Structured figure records
◇ ◇ ◇ ◇ ◇

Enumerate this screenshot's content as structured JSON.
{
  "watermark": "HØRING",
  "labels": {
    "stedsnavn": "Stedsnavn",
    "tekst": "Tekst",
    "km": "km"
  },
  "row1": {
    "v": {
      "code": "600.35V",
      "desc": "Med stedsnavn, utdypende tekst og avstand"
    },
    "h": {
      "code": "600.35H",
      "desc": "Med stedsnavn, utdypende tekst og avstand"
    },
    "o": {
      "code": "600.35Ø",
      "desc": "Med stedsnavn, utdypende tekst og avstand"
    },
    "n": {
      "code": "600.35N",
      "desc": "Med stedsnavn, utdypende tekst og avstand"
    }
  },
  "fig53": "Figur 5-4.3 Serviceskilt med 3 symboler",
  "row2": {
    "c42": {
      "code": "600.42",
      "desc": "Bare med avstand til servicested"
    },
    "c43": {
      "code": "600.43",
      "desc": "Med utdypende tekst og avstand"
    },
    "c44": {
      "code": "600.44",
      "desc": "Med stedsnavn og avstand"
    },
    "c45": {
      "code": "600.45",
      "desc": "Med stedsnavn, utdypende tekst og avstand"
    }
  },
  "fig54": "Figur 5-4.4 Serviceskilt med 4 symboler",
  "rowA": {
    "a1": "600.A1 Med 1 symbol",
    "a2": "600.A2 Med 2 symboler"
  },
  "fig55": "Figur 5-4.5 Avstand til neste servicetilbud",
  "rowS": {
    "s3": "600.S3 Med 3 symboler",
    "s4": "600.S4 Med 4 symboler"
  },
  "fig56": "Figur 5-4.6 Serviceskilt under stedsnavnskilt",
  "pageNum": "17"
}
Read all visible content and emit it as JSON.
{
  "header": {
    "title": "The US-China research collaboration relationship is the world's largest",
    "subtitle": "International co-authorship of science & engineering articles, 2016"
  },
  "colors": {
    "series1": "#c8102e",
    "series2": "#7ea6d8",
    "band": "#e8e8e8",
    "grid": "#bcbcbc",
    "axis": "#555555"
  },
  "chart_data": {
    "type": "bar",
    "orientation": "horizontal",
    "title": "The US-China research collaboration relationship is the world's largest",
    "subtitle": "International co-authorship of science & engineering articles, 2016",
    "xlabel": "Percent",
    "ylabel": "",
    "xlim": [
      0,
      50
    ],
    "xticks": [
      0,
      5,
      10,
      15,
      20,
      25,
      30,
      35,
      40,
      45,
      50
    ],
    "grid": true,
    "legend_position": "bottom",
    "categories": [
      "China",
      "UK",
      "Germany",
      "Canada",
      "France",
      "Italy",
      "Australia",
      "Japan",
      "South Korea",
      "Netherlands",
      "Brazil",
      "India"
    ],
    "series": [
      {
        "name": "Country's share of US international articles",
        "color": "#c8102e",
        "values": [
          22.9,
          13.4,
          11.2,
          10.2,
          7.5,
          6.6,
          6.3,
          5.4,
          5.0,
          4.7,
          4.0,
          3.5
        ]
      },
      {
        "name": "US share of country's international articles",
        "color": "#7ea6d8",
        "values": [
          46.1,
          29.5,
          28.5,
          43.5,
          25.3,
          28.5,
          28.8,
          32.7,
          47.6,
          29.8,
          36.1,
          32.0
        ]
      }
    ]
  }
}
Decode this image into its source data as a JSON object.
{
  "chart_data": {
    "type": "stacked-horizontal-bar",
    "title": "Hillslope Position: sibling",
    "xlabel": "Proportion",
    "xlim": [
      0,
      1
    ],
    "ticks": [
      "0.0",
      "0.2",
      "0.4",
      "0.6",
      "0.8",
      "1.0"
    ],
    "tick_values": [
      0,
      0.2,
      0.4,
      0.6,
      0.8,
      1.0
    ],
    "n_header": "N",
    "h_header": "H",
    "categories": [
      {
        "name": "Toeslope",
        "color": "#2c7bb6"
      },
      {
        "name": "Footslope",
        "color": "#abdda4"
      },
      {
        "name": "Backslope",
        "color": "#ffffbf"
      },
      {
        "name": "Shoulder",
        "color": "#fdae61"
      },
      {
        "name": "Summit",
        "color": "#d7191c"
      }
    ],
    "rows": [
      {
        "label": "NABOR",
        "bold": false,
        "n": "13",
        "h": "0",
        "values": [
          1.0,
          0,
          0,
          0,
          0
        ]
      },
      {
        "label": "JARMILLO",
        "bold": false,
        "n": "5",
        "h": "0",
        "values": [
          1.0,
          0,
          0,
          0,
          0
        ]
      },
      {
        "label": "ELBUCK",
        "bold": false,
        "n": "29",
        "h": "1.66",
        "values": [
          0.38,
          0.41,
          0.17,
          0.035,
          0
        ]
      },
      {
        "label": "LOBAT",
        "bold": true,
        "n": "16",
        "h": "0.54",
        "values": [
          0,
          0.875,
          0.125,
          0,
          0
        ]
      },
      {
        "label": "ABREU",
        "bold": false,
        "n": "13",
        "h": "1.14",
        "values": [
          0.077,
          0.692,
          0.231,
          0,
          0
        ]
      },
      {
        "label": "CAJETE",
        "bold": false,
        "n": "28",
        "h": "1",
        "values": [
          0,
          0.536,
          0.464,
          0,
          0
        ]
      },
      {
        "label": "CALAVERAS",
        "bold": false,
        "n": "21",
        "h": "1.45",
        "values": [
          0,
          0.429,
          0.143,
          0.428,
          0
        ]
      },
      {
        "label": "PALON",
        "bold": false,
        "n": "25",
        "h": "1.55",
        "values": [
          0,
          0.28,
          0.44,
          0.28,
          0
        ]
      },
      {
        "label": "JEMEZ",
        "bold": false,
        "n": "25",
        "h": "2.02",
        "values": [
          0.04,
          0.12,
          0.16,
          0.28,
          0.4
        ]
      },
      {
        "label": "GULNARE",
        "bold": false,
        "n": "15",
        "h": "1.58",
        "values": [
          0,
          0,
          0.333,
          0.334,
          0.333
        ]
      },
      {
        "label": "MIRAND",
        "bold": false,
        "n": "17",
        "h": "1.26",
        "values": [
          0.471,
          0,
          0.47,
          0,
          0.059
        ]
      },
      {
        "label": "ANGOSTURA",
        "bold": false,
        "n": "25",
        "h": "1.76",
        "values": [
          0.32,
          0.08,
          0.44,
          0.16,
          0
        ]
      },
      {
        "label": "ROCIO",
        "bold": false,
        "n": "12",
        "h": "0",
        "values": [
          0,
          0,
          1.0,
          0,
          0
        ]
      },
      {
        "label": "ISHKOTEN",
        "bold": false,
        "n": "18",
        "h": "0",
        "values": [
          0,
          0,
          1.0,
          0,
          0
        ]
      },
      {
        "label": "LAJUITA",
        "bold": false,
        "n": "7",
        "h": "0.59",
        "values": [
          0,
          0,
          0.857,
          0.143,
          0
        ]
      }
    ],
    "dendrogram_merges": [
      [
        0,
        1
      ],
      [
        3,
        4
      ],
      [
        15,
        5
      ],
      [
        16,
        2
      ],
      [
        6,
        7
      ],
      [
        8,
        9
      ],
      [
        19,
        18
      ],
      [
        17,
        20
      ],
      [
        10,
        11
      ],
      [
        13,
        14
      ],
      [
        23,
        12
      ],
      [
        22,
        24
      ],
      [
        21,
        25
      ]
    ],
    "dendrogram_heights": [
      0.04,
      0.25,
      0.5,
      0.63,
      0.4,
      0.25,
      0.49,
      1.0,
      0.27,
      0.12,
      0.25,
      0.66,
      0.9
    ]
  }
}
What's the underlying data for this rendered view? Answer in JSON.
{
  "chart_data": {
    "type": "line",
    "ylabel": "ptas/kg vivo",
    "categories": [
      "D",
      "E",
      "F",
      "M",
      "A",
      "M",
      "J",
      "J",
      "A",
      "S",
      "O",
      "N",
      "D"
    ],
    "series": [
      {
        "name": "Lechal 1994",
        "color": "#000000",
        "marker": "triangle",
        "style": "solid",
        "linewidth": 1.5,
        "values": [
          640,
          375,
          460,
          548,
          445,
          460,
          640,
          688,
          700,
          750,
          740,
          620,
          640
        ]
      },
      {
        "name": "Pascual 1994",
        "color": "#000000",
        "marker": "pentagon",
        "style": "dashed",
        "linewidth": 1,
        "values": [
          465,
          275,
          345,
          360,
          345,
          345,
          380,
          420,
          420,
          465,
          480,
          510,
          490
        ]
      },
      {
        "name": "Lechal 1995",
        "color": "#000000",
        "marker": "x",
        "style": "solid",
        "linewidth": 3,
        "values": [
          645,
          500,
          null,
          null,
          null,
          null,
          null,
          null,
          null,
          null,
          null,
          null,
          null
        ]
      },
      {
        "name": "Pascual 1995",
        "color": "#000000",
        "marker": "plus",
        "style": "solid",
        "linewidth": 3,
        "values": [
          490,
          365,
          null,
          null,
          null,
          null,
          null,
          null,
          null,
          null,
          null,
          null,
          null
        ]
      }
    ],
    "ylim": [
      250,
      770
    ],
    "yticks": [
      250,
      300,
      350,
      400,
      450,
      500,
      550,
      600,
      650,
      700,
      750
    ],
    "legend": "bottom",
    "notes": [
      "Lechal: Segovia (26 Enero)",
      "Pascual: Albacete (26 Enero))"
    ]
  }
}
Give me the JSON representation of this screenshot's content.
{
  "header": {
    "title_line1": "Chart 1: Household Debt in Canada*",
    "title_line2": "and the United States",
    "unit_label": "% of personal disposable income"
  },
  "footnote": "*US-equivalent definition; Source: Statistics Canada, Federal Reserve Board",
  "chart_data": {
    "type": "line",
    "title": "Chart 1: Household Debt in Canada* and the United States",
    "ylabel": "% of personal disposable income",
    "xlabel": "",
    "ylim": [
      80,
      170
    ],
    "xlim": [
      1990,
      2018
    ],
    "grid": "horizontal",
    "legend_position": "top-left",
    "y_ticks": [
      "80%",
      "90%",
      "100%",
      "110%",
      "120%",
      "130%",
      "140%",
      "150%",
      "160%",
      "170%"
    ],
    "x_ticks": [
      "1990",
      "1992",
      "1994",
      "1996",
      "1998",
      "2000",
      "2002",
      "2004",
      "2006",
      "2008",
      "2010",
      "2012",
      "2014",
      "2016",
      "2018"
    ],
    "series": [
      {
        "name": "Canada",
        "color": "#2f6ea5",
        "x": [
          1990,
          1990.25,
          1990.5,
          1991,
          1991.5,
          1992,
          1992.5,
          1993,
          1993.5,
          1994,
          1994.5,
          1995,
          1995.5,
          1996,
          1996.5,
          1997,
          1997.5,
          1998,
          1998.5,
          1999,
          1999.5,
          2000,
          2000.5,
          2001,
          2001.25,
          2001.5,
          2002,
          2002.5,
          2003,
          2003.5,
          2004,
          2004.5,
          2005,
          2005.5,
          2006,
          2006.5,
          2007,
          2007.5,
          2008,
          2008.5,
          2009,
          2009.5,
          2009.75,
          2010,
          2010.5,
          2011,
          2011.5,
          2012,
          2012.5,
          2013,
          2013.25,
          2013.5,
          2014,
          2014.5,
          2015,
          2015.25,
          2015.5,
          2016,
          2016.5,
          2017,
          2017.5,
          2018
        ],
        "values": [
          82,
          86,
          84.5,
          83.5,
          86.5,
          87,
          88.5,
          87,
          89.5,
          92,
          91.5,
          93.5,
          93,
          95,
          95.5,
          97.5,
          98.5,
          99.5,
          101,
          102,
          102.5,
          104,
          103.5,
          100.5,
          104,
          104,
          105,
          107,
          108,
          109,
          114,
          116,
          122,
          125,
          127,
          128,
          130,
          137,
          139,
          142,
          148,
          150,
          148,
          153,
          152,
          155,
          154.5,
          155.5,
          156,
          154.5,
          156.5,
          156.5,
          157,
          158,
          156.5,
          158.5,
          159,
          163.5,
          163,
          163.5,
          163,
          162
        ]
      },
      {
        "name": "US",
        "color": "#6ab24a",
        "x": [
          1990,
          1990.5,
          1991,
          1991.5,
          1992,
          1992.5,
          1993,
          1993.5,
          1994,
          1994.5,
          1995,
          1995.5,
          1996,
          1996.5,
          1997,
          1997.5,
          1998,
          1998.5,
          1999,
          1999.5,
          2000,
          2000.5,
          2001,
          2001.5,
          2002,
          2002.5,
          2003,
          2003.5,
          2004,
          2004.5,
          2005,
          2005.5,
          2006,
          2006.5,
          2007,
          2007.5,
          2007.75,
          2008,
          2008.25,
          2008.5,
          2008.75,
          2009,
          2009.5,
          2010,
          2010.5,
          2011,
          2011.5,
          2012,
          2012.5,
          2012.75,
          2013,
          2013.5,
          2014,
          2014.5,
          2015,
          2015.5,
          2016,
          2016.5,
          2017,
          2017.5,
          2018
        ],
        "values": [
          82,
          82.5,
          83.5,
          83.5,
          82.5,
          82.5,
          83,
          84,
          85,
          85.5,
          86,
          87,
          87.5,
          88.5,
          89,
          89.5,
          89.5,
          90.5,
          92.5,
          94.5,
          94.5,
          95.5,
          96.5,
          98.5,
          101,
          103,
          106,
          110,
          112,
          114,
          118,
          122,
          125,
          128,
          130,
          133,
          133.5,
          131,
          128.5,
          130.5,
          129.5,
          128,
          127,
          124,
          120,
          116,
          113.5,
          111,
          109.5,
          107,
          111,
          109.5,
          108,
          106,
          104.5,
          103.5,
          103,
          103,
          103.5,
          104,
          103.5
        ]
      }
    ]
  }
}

◇ ◇ ◇ ◇ ◇

Return every line above that contains the word "JSON".

Enumerate this screenshot's content as structured JSON.
Read all visible content and emit it as JSON.
Decode this image into its source data as a JSON object.
What's the underlying data for this rendered view? Answer in JSON.
Give me the JSON representation of this screenshot's content.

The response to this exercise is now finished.